Dataset content:
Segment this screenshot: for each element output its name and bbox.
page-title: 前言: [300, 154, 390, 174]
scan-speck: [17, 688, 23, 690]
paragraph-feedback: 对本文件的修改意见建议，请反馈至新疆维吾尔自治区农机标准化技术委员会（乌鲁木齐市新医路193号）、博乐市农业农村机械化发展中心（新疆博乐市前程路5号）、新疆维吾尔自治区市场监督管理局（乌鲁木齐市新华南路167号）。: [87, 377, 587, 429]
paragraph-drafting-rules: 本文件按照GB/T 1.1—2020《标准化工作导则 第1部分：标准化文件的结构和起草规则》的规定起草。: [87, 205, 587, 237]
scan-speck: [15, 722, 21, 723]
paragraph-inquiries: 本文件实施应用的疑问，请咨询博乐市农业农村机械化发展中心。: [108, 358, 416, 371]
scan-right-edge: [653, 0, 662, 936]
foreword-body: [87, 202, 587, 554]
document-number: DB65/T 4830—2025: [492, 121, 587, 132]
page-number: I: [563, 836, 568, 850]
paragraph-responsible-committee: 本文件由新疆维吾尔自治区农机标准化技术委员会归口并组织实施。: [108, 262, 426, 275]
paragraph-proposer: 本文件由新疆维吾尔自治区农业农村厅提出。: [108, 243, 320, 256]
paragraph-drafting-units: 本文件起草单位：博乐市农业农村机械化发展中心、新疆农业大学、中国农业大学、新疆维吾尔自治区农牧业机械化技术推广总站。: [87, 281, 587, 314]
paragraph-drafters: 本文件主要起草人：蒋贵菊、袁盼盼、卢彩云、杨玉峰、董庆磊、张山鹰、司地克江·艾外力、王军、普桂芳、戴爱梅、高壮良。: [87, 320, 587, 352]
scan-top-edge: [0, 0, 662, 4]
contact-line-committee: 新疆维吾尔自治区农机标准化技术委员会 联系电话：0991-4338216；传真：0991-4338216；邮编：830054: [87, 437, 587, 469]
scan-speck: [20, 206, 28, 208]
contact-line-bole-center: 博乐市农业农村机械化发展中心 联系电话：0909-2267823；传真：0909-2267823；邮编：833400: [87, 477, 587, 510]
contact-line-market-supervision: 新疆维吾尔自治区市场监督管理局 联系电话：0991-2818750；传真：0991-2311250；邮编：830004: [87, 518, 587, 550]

What to work on:
Copy the listing above line for line, unchanged.

Response to the exercise:
Segment this screenshot: for each element output its name and bbox.
page-title: 前言: [300, 154, 390, 174]
scan-speck: [17, 688, 23, 690]
paragraph-feedback: 对本文件的修改意见建议，请反馈至新疆维吾尔自治区农机标准化技术委员会（乌鲁木齐市新医路193号）、博乐市农业农村机械化发展中心（新疆博乐市前程路5号）、新疆维吾尔自治区市场监督管理局（乌鲁木齐市新华南路167号）。: [87, 377, 587, 429]
paragraph-drafting-rules: 本文件按照GB/T 1.1—2020《标准化工作导则 第1部分：标准化文件的结构和起草规则》的规定起草。: [87, 205, 587, 237]
scan-speck: [15, 722, 21, 723]
paragraph-inquiries: 本文件实施应用的疑问，请咨询博乐市农业农村机械化发展中心。: [108, 358, 416, 371]
scan-right-edge: [653, 0, 662, 936]
foreword-body: [87, 202, 587, 554]
document-number: DB65/T 4830—2025: [492, 121, 587, 132]
page-number: I: [563, 836, 568, 850]
paragraph-responsible-committee: 本文件由新疆维吾尔自治区农机标准化技术委员会归口并组织实施。: [108, 262, 426, 275]
paragraph-proposer: 本文件由新疆维吾尔自治区农业农村厅提出。: [108, 243, 320, 256]
paragraph-drafting-units: 本文件起草单位：博乐市农业农村机械化发展中心、新疆农业大学、中国农业大学、新疆维吾尔自治区农牧业机械化技术推广总站。: [87, 281, 587, 314]
paragraph-drafters: 本文件主要起草人：蒋贵菊、袁盼盼、卢彩云、杨玉峰、董庆磊、张山鹰、司地克江·艾外力、王军、普桂芳、戴爱梅、高壮良。: [87, 320, 587, 352]
scan-top-edge: [0, 0, 662, 4]
contact-line-committee: 新疆维吾尔自治区农机标准化技术委员会 联系电话：0991-4338216；传真：0991-4338216；邮编：830054: [87, 437, 587, 469]
scan-speck: [20, 206, 28, 208]
contact-line-bole-center: 博乐市农业农村机械化发展中心 联系电话：0909-2267823；传真：0909-2267823；邮编：833400: [87, 477, 587, 510]
contact-line-market-supervision: 新疆维吾尔自治区市场监督管理局 联系电话：0991-2818750；传真：0991-2311250；邮编：830004: [87, 518, 587, 550]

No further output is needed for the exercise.